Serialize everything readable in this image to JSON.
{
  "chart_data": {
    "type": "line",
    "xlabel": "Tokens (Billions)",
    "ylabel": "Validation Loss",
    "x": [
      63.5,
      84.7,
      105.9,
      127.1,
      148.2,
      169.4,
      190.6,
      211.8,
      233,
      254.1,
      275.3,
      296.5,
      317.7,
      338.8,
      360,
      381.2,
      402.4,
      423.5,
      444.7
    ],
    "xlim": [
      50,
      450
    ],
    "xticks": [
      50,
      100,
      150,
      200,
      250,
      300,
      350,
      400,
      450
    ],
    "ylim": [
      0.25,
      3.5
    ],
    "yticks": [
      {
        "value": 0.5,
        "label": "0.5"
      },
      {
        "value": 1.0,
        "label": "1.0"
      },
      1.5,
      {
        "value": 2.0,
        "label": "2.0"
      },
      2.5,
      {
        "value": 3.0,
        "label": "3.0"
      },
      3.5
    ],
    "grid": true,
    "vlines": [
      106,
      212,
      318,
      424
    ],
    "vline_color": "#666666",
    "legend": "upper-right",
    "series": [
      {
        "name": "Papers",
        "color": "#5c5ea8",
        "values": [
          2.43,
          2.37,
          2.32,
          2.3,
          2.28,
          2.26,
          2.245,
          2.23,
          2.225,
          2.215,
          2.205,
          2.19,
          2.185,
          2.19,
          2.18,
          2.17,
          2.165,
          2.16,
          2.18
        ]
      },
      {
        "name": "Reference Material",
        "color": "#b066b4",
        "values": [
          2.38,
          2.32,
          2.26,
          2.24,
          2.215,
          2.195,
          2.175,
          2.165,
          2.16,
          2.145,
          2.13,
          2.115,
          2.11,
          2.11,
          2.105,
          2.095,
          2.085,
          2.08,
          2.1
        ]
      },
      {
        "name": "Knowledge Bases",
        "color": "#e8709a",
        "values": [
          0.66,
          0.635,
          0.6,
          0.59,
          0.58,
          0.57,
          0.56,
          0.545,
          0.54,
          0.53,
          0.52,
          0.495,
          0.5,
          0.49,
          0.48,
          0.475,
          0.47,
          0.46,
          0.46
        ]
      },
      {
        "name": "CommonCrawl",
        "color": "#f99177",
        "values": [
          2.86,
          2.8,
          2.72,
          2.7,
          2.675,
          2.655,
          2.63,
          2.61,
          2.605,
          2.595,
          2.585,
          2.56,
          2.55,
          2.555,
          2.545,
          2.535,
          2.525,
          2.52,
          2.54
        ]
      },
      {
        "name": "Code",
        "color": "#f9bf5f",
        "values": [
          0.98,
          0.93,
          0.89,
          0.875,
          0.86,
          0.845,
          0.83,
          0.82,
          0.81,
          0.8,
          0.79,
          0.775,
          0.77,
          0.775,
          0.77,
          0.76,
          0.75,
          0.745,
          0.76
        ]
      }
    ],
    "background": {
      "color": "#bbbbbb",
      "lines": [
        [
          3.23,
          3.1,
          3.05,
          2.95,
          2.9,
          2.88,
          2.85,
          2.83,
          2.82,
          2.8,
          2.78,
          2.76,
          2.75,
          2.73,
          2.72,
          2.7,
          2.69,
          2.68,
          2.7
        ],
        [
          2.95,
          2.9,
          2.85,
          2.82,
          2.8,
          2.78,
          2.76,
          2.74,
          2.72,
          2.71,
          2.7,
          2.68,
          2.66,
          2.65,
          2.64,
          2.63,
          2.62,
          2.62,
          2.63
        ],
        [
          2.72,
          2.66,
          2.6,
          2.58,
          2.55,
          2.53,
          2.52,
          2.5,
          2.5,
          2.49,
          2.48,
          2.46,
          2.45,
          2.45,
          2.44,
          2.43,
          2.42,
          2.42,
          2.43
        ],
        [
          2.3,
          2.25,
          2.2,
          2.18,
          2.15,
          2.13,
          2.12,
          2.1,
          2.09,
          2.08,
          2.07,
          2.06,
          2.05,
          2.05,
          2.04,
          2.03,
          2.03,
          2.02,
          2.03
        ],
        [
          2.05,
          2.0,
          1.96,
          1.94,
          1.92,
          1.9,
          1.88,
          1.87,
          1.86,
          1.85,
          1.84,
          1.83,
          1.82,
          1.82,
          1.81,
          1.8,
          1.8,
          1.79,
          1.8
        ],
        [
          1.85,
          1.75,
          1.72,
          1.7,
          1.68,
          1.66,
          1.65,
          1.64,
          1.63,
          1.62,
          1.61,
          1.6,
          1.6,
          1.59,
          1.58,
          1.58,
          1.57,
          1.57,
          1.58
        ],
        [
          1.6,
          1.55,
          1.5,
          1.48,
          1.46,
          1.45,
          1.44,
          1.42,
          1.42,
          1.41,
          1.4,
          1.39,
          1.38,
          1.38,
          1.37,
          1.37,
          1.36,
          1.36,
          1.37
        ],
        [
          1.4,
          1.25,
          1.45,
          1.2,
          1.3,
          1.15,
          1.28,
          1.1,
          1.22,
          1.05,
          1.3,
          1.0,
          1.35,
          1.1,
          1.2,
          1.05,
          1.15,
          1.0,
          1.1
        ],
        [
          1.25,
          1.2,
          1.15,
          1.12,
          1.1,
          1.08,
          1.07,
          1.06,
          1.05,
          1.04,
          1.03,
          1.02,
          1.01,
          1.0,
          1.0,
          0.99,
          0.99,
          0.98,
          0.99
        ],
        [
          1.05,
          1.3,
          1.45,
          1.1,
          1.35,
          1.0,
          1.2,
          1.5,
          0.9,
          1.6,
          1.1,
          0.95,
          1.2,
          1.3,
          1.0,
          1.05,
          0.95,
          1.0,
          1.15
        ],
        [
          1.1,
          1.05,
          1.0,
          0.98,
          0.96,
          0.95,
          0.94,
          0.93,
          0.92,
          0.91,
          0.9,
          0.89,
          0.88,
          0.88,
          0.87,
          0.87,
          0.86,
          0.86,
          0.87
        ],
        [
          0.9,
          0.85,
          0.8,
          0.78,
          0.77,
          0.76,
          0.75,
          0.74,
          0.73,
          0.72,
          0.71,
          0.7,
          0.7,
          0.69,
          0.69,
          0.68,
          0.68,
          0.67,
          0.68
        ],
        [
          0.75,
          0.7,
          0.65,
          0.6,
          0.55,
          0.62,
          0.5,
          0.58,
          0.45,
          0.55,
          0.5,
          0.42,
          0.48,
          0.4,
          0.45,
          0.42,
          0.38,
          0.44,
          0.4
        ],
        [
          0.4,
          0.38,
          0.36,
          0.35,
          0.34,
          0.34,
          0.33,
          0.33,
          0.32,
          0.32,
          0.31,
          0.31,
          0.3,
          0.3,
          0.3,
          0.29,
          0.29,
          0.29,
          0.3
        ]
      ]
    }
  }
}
* * * *
## EXERCISE OBJECTIVE
Identify and extract each line of the listing that contains "name".

## FULL OUTPUT
        "name": "Papers",
        "name": "Reference Material",
        "name": "Knowledge Bases",
        "name": "CommonCrawl",
        "name": "Code",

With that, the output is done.